=== Required work ===
Answer with the number of lines in the listing below that contain the word "watermark", and nothing else.

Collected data
┌──
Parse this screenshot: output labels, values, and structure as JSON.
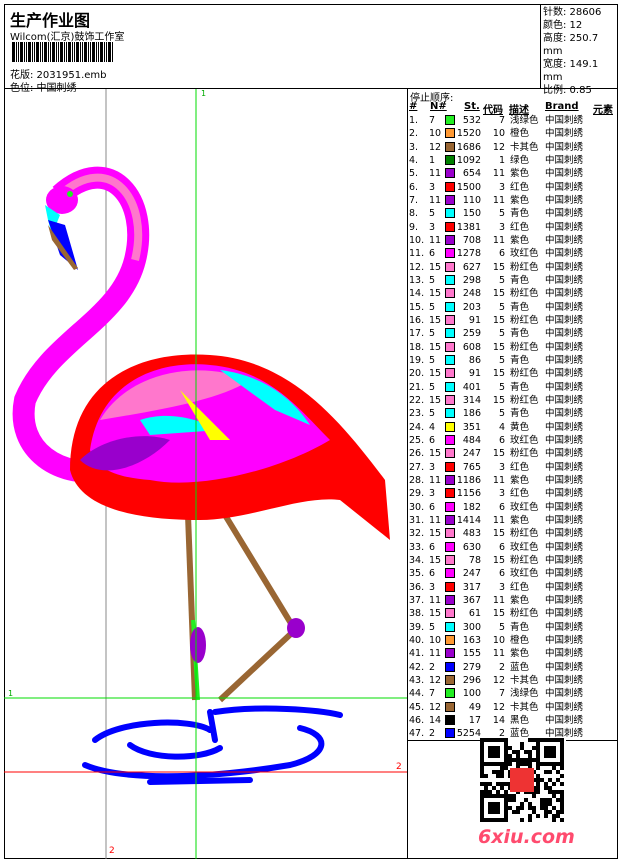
{
  "header": {
    "title": "生产作业图",
    "studio": "Wilcom(汇京)鼓饰工作室",
    "design": "花版: 2031951.emb",
    "colorway": "色位: 中国刺绣"
  },
  "stats": {
    "stitches": "针数: 28606",
    "colors": "颜色: 12",
    "height": "高度: 250.7 mm",
    "width": "宽度: 149.1 mm",
    "scale": "比例: 0.85"
  },
  "guides": {
    "v1": "1",
    "h1": "1",
    "h2": "2",
    "v2": "2"
  },
  "table": {
    "stop_label": "停止顺序:",
    "headers": [
      "#",
      "N#",
      "St.",
      "代码",
      "描述",
      "Brand",
      "元素"
    ],
    "rows": [
      [
        "1.",
        "7",
        "532",
        "7",
        "浅绿色",
        "中国刺绣",
        "#22ee22"
      ],
      [
        "2.",
        "10",
        "1520",
        "10",
        "橙色",
        "中国刺绣",
        "#ff9933"
      ],
      [
        "3.",
        "12",
        "1686",
        "12",
        "卡其色",
        "中国刺绣",
        "#996633"
      ],
      [
        "4.",
        "1",
        "1092",
        "1",
        "绿色",
        "中国刺绣",
        "#008000"
      ],
      [
        "5.",
        "11",
        "654",
        "11",
        "紫色",
        "中国刺绣",
        "#9900cc"
      ],
      [
        "6.",
        "3",
        "1500",
        "3",
        "红色",
        "中国刺绣",
        "#ff0000"
      ],
      [
        "7.",
        "11",
        "110",
        "11",
        "紫色",
        "中国刺绣",
        "#9900cc"
      ],
      [
        "8.",
        "5",
        "150",
        "5",
        "青色",
        "中国刺绣",
        "#00ffff"
      ],
      [
        "9.",
        "3",
        "1381",
        "3",
        "红色",
        "中国刺绣",
        "#ff0000"
      ],
      [
        "10.",
        "11",
        "708",
        "11",
        "紫色",
        "中国刺绣",
        "#9900cc"
      ],
      [
        "11.",
        "6",
        "1278",
        "6",
        "玫红色",
        "中国刺绣",
        "#ff00ff"
      ],
      [
        "12.",
        "15",
        "627",
        "15",
        "粉红色",
        "中国刺绣",
        "#ff77cc"
      ],
      [
        "13.",
        "5",
        "298",
        "5",
        "青色",
        "中国刺绣",
        "#00ffff"
      ],
      [
        "14.",
        "15",
        "248",
        "15",
        "粉红色",
        "中国刺绣",
        "#ff77cc"
      ],
      [
        "15.",
        "5",
        "203",
        "5",
        "青色",
        "中国刺绣",
        "#00ffff"
      ],
      [
        "16.",
        "15",
        "91",
        "15",
        "粉红色",
        "中国刺绣",
        "#ff77cc"
      ],
      [
        "17.",
        "5",
        "259",
        "5",
        "青色",
        "中国刺绣",
        "#00ffff"
      ],
      [
        "18.",
        "15",
        "608",
        "15",
        "粉红色",
        "中国刺绣",
        "#ff77cc"
      ],
      [
        "19.",
        "5",
        "86",
        "5",
        "青色",
        "中国刺绣",
        "#00ffff"
      ],
      [
        "20.",
        "15",
        "91",
        "15",
        "粉红色",
        "中国刺绣",
        "#ff77cc"
      ],
      [
        "21.",
        "5",
        "401",
        "5",
        "青色",
        "中国刺绣",
        "#00ffff"
      ],
      [
        "22.",
        "15",
        "314",
        "15",
        "粉红色",
        "中国刺绣",
        "#ff77cc"
      ],
      [
        "23.",
        "5",
        "186",
        "5",
        "青色",
        "中国刺绣",
        "#00ffff"
      ],
      [
        "24.",
        "4",
        "351",
        "4",
        "黄色",
        "中国刺绣",
        "#ffff00"
      ],
      [
        "25.",
        "6",
        "484",
        "6",
        "玫红色",
        "中国刺绣",
        "#ff00ff"
      ],
      [
        "26.",
        "15",
        "247",
        "15",
        "粉红色",
        "中国刺绣",
        "#ff77cc"
      ],
      [
        "27.",
        "3",
        "765",
        "3",
        "红色",
        "中国刺绣",
        "#ff0000"
      ],
      [
        "28.",
        "11",
        "1186",
        "11",
        "紫色",
        "中国刺绣",
        "#9900cc"
      ],
      [
        "29.",
        "3",
        "1156",
        "3",
        "红色",
        "中国刺绣",
        "#ff0000"
      ],
      [
        "30.",
        "6",
        "182",
        "6",
        "玫红色",
        "中国刺绣",
        "#ff00ff"
      ],
      [
        "31.",
        "11",
        "1414",
        "11",
        "紫色",
        "中国刺绣",
        "#9900cc"
      ],
      [
        "32.",
        "15",
        "483",
        "15",
        "粉红色",
        "中国刺绣",
        "#ff77cc"
      ],
      [
        "33.",
        "6",
        "630",
        "6",
        "玫红色",
        "中国刺绣",
        "#ff00ff"
      ],
      [
        "34.",
        "15",
        "78",
        "15",
        "粉红色",
        "中国刺绣",
        "#ff77cc"
      ],
      [
        "35.",
        "6",
        "247",
        "6",
        "玫红色",
        "中国刺绣",
        "#ff00ff"
      ],
      [
        "36.",
        "3",
        "317",
        "3",
        "红色",
        "中国刺绣",
        "#ff0000"
      ],
      [
        "37.",
        "11",
        "367",
        "11",
        "紫色",
        "中国刺绣",
        "#9900cc"
      ],
      [
        "38.",
        "15",
        "61",
        "15",
        "粉红色",
        "中国刺绣",
        "#ff77cc"
      ],
      [
        "39.",
        "5",
        "300",
        "5",
        "青色",
        "中国刺绣",
        "#00ffff"
      ],
      [
        "40.",
        "10",
        "163",
        "10",
        "橙色",
        "中国刺绣",
        "#ff9933"
      ],
      [
        "41.",
        "11",
        "155",
        "11",
        "紫色",
        "中国刺绣",
        "#9900cc"
      ],
      [
        "42.",
        "2",
        "279",
        "2",
        "蓝色",
        "中国刺绣",
        "#0000ff"
      ],
      [
        "43.",
        "12",
        "296",
        "12",
        "卡其色",
        "中国刺绣",
        "#996633"
      ],
      [
        "44.",
        "7",
        "100",
        "7",
        "浅绿色",
        "中国刺绣",
        "#22ee22"
      ],
      [
        "45.",
        "12",
        "49",
        "12",
        "卡其色",
        "中国刺绣",
        "#996633"
      ],
      [
        "46.",
        "14",
        "17",
        "14",
        "黑色",
        "中国刺绣",
        "#000000"
      ],
      [
        "47.",
        "2",
        "5254",
        "2",
        "蓝色",
        "中国刺绣",
        "#0000ff"
      ]
    ]
  },
  "watermark": "6xiu.com"
}
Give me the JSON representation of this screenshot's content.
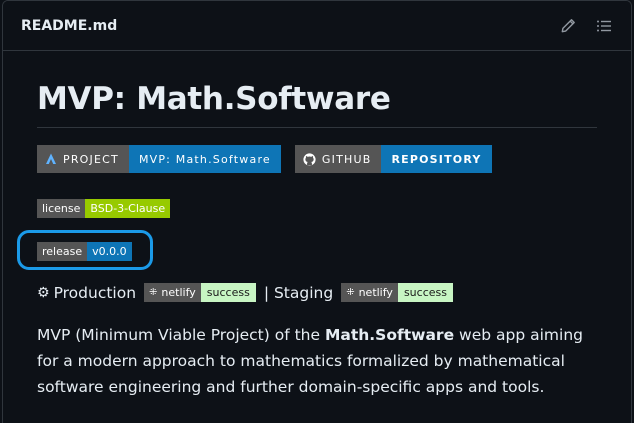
{
  "header": {
    "filename": "README.md",
    "edit_icon": "pencil-icon",
    "outline_icon": "list-icon"
  },
  "title": "MVP: Math.Software",
  "big_badges": [
    {
      "label": "PROJECT",
      "value": "MVP: Math.Software",
      "icon": "project-logo-icon",
      "color": "#0e75b6"
    },
    {
      "label": "GITHUB",
      "value": "REPOSITORY",
      "icon": "github-icon",
      "color": "#0e75b6"
    }
  ],
  "license_badge": {
    "label": "license",
    "value": "BSD-3-Clause",
    "color": "#97ca00"
  },
  "release_badge": {
    "label": "release",
    "value": "v0.0.0",
    "color": "#0e75b6"
  },
  "environments": {
    "production_label": "Production",
    "separator": "| Staging",
    "production_badge": {
      "label": "netlify",
      "value": "success"
    },
    "staging_badge": {
      "label": "netlify",
      "value": "success"
    }
  },
  "description": {
    "pre": "MVP (Minimum Viable Project) of the ",
    "bold": "Math.Software",
    "post": " web app aiming for a modern approach to mathematics formalized by mathematical software engineering and further domain-specific apps and tools."
  },
  "colors": {
    "background": "#0d1117",
    "border": "#30363d",
    "highlight": "#1b9ae8"
  }
}
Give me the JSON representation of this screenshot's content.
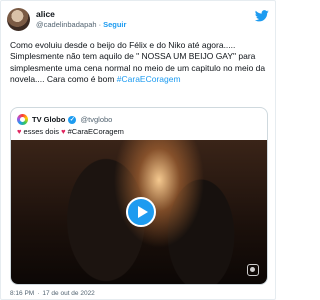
{
  "tweet": {
    "author_name": "alice",
    "author_handle": "@cadelinbadapah",
    "separator": "·",
    "follow_label": "Seguir",
    "text": "Como evoluiu desde o beijo do Félix e do Niko até agora..... Simplesmente não tem aquilo de \" NOSSA UM BEIJO GAY\"  para simplesmente uma cena normal no meio de um capitulo no meio da novela.... Cara como é bom ",
    "hashtag": "#CaraECoragem",
    "time": "8:16 PM",
    "date": "17 de out de 2022"
  },
  "quote": {
    "name": "TV Globo",
    "handle": "@tvglobo",
    "text_prefix": "esses dois",
    "text_hashtag": "#CaraECoragem"
  },
  "icons": {
    "twitter": "twitter-bird-icon",
    "verified": "verified-badge-icon",
    "play": "play-icon",
    "heart": "heart-icon",
    "watermark": "globo-watermark-icon"
  },
  "colors": {
    "accent": "#1d9bf0",
    "text": "#0f1419",
    "muted": "#536471",
    "heart": "#e0245e"
  }
}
└──
=== Solution to this task ===
2